Given instruction: Below are entries. Pull out all lines containing "Variação".

Provided data:
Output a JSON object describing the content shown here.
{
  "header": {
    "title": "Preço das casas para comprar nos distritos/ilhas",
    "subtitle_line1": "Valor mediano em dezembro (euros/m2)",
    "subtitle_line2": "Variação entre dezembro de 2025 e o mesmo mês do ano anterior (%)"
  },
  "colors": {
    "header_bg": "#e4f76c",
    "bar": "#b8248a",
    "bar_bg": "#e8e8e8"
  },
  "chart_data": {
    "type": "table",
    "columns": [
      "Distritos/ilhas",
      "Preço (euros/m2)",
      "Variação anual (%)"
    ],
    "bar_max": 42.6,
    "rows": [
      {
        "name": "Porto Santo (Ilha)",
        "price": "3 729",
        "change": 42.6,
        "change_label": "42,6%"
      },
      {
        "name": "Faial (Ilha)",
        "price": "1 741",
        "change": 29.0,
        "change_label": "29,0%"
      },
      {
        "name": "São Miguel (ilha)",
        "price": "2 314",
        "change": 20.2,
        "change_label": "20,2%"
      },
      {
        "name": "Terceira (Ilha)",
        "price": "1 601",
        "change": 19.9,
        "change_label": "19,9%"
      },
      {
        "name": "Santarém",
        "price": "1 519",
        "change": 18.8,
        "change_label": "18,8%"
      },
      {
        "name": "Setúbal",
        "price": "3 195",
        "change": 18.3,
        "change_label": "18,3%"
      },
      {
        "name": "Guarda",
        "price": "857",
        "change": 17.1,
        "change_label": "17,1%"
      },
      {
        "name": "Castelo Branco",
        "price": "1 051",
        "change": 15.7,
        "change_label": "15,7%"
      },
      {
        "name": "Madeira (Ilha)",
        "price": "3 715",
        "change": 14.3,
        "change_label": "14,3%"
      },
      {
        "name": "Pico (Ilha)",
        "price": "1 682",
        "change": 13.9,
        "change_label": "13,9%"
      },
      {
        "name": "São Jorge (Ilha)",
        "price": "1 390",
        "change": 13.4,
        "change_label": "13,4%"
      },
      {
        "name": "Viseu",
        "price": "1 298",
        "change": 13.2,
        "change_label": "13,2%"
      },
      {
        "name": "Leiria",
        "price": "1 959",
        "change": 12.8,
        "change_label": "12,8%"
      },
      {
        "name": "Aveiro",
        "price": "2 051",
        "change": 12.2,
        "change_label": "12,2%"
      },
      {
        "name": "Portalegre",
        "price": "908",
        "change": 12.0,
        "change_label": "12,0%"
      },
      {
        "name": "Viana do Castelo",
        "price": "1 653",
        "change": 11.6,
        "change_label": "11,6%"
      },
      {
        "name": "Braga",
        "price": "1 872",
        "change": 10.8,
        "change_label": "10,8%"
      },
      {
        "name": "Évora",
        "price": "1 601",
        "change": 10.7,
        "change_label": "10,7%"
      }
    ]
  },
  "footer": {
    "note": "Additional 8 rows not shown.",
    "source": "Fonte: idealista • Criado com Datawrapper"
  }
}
--
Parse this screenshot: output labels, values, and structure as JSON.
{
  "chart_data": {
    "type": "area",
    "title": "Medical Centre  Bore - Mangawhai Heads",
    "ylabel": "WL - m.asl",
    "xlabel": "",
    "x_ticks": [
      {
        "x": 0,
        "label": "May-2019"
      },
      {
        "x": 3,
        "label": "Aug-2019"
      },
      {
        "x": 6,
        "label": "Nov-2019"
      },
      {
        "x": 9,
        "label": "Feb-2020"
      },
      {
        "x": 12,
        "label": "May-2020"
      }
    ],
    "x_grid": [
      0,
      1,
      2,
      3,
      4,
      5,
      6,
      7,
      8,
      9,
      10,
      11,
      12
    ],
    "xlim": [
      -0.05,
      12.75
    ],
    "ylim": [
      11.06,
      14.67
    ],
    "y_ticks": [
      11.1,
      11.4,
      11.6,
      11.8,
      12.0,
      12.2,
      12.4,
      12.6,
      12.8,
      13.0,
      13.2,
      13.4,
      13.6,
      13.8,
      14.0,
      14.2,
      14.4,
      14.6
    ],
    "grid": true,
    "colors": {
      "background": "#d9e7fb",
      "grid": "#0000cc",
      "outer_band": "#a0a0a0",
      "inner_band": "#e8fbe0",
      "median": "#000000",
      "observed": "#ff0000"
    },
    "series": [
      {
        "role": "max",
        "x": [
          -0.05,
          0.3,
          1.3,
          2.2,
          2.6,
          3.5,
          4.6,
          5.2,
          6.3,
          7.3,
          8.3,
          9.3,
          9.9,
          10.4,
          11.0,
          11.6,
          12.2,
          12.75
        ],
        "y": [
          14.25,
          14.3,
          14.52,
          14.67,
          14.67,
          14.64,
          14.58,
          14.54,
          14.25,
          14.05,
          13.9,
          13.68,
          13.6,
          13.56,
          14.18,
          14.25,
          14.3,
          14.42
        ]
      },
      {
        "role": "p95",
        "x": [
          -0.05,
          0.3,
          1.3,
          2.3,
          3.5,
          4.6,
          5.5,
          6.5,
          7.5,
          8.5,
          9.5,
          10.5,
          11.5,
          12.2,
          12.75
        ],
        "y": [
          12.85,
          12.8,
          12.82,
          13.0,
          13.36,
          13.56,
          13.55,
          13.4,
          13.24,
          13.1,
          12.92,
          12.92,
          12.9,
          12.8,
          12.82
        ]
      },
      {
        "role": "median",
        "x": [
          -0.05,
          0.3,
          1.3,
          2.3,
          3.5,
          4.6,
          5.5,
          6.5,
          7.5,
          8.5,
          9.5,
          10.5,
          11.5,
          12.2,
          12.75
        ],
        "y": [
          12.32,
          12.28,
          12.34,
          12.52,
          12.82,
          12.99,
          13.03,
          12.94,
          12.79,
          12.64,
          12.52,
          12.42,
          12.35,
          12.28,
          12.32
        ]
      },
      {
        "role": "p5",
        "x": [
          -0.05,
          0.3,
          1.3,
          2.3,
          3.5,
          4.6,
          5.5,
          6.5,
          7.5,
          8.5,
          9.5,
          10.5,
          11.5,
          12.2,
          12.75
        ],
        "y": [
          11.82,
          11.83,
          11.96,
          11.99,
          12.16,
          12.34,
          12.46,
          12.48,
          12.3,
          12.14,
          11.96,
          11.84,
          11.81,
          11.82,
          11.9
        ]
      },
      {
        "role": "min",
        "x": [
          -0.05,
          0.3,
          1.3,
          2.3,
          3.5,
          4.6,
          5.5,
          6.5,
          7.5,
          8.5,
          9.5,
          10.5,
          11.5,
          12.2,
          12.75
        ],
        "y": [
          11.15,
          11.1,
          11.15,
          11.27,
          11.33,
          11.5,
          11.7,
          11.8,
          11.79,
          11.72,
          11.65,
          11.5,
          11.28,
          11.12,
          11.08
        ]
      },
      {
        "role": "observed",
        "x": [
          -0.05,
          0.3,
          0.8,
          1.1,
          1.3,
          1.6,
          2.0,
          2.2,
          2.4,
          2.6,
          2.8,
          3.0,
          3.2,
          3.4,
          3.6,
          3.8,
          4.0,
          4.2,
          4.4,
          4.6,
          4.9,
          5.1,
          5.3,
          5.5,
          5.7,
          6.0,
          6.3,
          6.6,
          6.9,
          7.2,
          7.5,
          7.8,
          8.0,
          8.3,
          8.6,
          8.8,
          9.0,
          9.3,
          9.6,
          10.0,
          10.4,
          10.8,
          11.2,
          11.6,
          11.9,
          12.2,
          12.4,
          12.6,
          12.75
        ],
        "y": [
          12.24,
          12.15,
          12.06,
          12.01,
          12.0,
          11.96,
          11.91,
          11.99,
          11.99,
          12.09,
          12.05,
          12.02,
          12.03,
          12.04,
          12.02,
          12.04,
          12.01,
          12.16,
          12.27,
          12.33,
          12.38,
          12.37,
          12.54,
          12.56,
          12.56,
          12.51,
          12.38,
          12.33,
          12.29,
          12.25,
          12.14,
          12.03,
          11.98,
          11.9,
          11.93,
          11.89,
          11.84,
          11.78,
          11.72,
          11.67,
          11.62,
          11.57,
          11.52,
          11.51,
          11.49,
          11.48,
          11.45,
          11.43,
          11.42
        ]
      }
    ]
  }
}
--
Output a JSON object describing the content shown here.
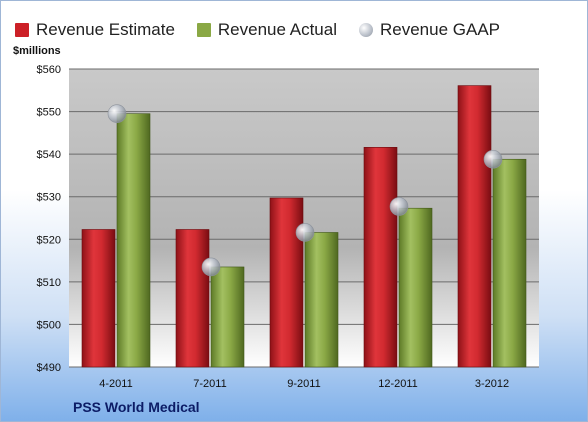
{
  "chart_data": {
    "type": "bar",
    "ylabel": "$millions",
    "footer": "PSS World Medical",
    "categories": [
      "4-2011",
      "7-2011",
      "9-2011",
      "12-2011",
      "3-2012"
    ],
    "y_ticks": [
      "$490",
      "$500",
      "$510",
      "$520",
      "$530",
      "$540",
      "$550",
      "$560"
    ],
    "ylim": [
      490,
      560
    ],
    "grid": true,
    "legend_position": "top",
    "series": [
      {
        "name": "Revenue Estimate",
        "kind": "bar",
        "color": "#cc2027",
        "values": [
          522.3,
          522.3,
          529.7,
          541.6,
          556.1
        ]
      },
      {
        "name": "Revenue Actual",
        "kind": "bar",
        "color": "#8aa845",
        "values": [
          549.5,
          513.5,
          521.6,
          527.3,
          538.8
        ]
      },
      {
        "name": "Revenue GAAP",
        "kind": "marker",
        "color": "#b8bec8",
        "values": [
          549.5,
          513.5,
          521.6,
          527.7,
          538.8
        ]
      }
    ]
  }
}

Complete answer:
    "subtitle_line2": "Variação entre dezembro de 2025 e o mesmo mês do ano anterior (%)"
      "Variação anual (%)"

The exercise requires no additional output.